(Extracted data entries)
┌──
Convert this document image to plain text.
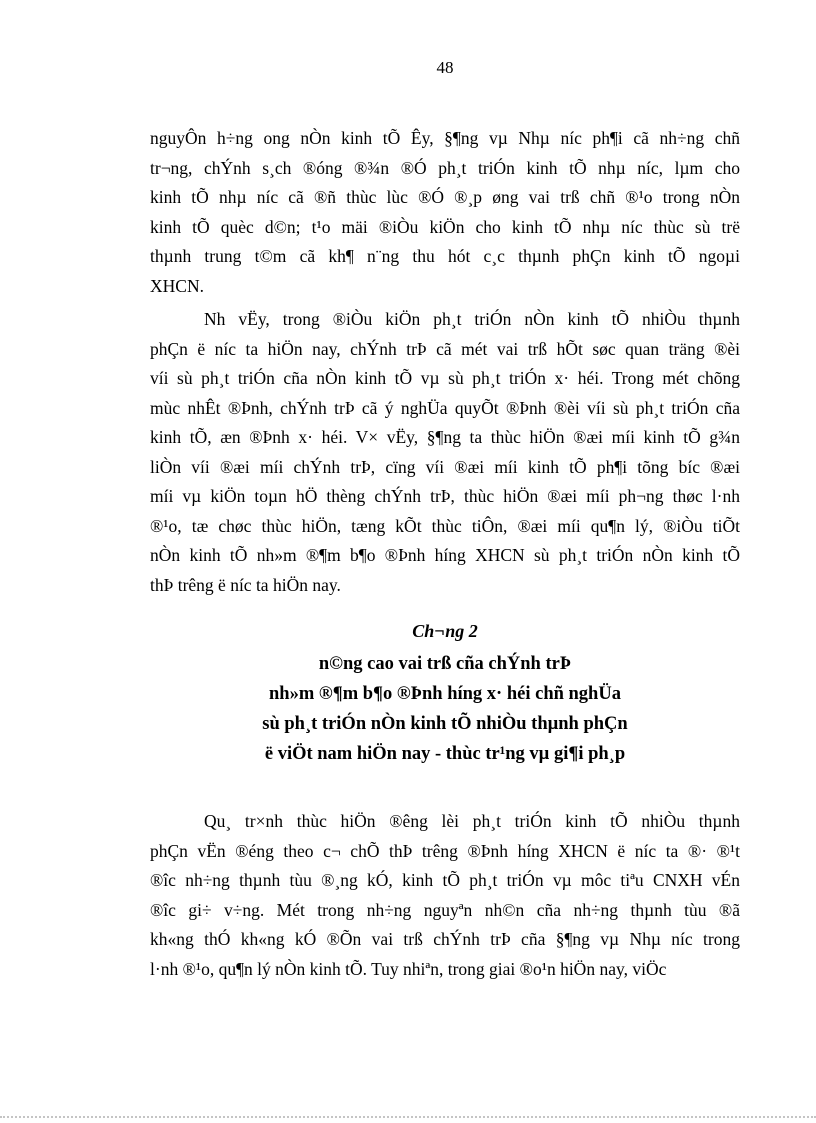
48
nguyÔn h÷ng ong nÒn kinh tÕ Êy, §¶ng vµ Nhµ níc ph¶i cã nh÷ng chñ
tr¬ng, chÝnh s¸ch ®óng ®¾n ®Ó ph¸t triÓn kinh tÕ nhµ níc, lµm cho
kinh tÕ nhµ níc cã ®ñ thùc lùc ®Ó ®¸p øng vai trß chñ ®¹o trong nÒn
kinh tÕ quèc d©n; t¹o mäi ®iÒu kiÖn cho kinh tÕ nhµ níc thùc sù trë
thµnh trung t©m cã kh¶ n¨ng thu hót c¸c thµnh phÇn kinh tÕ ngoµi
XHCN.
Nh vËy, trong ®iÒu kiÖn ph¸t triÓn nÒn kinh tÕ nhiÒu thµnh
phÇn ë níc ta hiÖn nay, chÝnh trÞ cã mét vai trß hÕt søc quan träng ®èi
víi sù ph¸t triÓn cña nÒn kinh tÕ vµ sù ph¸t triÓn x· héi. Trong mét chõng
mùc nhÊt ®Þnh, chÝnh trÞ cã ý nghÜa quyÕt ®Þnh ®èi víi sù ph¸t triÓn cña
kinh tÕ, æn ®Þnh x· héi. V× vËy, §¶ng ta thùc hiÖn ®æi míi kinh tÕ g¾n
liÒn víi ®æi míi chÝnh trÞ, cïng víi ®æi míi kinh tÕ ph¶i tõng bíc ®æi
míi vµ kiÖn toµn hÖ thèng chÝnh trÞ, thùc hiÖn ®æi míi ph¬ng thøc l·nh
®¹o, tæ chøc thùc hiÖn, tæng kÕt thùc tiÔn, ®æi míi qu¶n lý, ®iÒu tiÕt
nÒn kinh tÕ nh»m ®¶m b¶o ®Þnh híng XHCN sù ph¸t triÓn nÒn kinh tÕ
thÞ trêng ë níc ta hiÖn nay.
Ch¬ng 2
n©ng cao vai trß cña chÝnh trÞ
nh»m ®¶m b¶o ®Þnh híng x· héi chñ nghÜa
sù ph¸t triÓn nÒn kinh tÕ nhiÒu thµnh phÇn
ë viÖt nam hiÖn nay - thùc tr¹ng vµ gi¶i ph¸p
Qu¸ tr×nh thùc hiÖn ®êng lèi ph¸t triÓn kinh tÕ nhiÒu thµnh
phÇn vËn ®éng theo c¬ chÕ thÞ trêng ®Þnh híng XHCN ë níc ta ®· ®¹t
®îc nh÷ng thµnh tùu ®¸ng kÓ, kinh tÕ ph¸t triÓn vµ môc tiªu CNXH vÉn
®îc gi÷ v÷ng. Mét trong nh÷ng nguyªn nh©n cña nh÷ng thµnh tùu ®ã
kh«ng thÓ kh«ng kÓ ®Õn vai trß chÝnh trÞ cña §¶ng vµ Nhµ níc trong
l·nh ®¹o, qu¶n lý nÒn kinh tÕ. Tuy nhiªn, trong giai ®o¹n hiÖn nay, viÖc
└──
## [WORK INSTRUCTIONS]
Repeat the records above exactly, leaving out the pictures.

## [RESPONSE TO THIS TASK]
Convert this document image to plain text.
48
nguyÔn h÷ng ong nÒn kinh tÕ Êy, §¶ng vµ Nhµ níc ph¶i cã nh÷ng chñ
tr¬ng, chÝnh s¸ch ®óng ®¾n ®Ó ph¸t triÓn kinh tÕ nhµ níc, lµm cho
kinh tÕ nhµ níc cã ®ñ thùc lùc ®Ó ®¸p øng vai trß chñ ®¹o trong nÒn
kinh tÕ quèc d©n; t¹o mäi ®iÒu kiÖn cho kinh tÕ nhµ níc thùc sù trë
thµnh trung t©m cã kh¶ n¨ng thu hót c¸c thµnh phÇn kinh tÕ ngoµi
XHCN.
Nh vËy, trong ®iÒu kiÖn ph¸t triÓn nÒn kinh tÕ nhiÒu thµnh
phÇn ë níc ta hiÖn nay, chÝnh trÞ cã mét vai trß hÕt søc quan träng ®èi
víi sù ph¸t triÓn cña nÒn kinh tÕ vµ sù ph¸t triÓn x· héi. Trong mét chõng
mùc nhÊt ®Þnh, chÝnh trÞ cã ý nghÜa quyÕt ®Þnh ®èi víi sù ph¸t triÓn cña
kinh tÕ, æn ®Þnh x· héi. V× vËy, §¶ng ta thùc hiÖn ®æi míi kinh tÕ g¾n
liÒn víi ®æi míi chÝnh trÞ, cïng víi ®æi míi kinh tÕ ph¶i tõng bíc ®æi
míi vµ kiÖn toµn hÖ thèng chÝnh trÞ, thùc hiÖn ®æi míi ph¬ng thøc l·nh
®¹o, tæ chøc thùc hiÖn, tæng kÕt thùc tiÔn, ®æi míi qu¶n lý, ®iÒu tiÕt
nÒn kinh tÕ nh»m ®¶m b¶o ®Þnh híng XHCN sù ph¸t triÓn nÒn kinh tÕ
thÞ trêng ë níc ta hiÖn nay.
Ch¬ng 2
n©ng cao vai trß cña chÝnh trÞ
nh»m ®¶m b¶o ®Þnh híng x· héi chñ nghÜa
sù ph¸t triÓn nÒn kinh tÕ nhiÒu thµnh phÇn
ë viÖt nam hiÖn nay - thùc tr¹ng vµ gi¶i ph¸p
Qu¸ tr×nh thùc hiÖn ®êng lèi ph¸t triÓn kinh tÕ nhiÒu thµnh
phÇn vËn ®éng theo c¬ chÕ thÞ trêng ®Þnh híng XHCN ë níc ta ®· ®¹t
®îc nh÷ng thµnh tùu ®¸ng kÓ, kinh tÕ ph¸t triÓn vµ môc tiªu CNXH vÉn
®îc gi÷ v÷ng. Mét trong nh÷ng nguyªn nh©n cña nh÷ng thµnh tùu ®ã
kh«ng thÓ kh«ng kÓ ®Õn vai trß chÝnh trÞ cña §¶ng vµ Nhµ níc trong
l·nh ®¹o, qu¶n lý nÒn kinh tÕ. Tuy nhiªn, trong giai ®o¹n hiÖn nay, viÖc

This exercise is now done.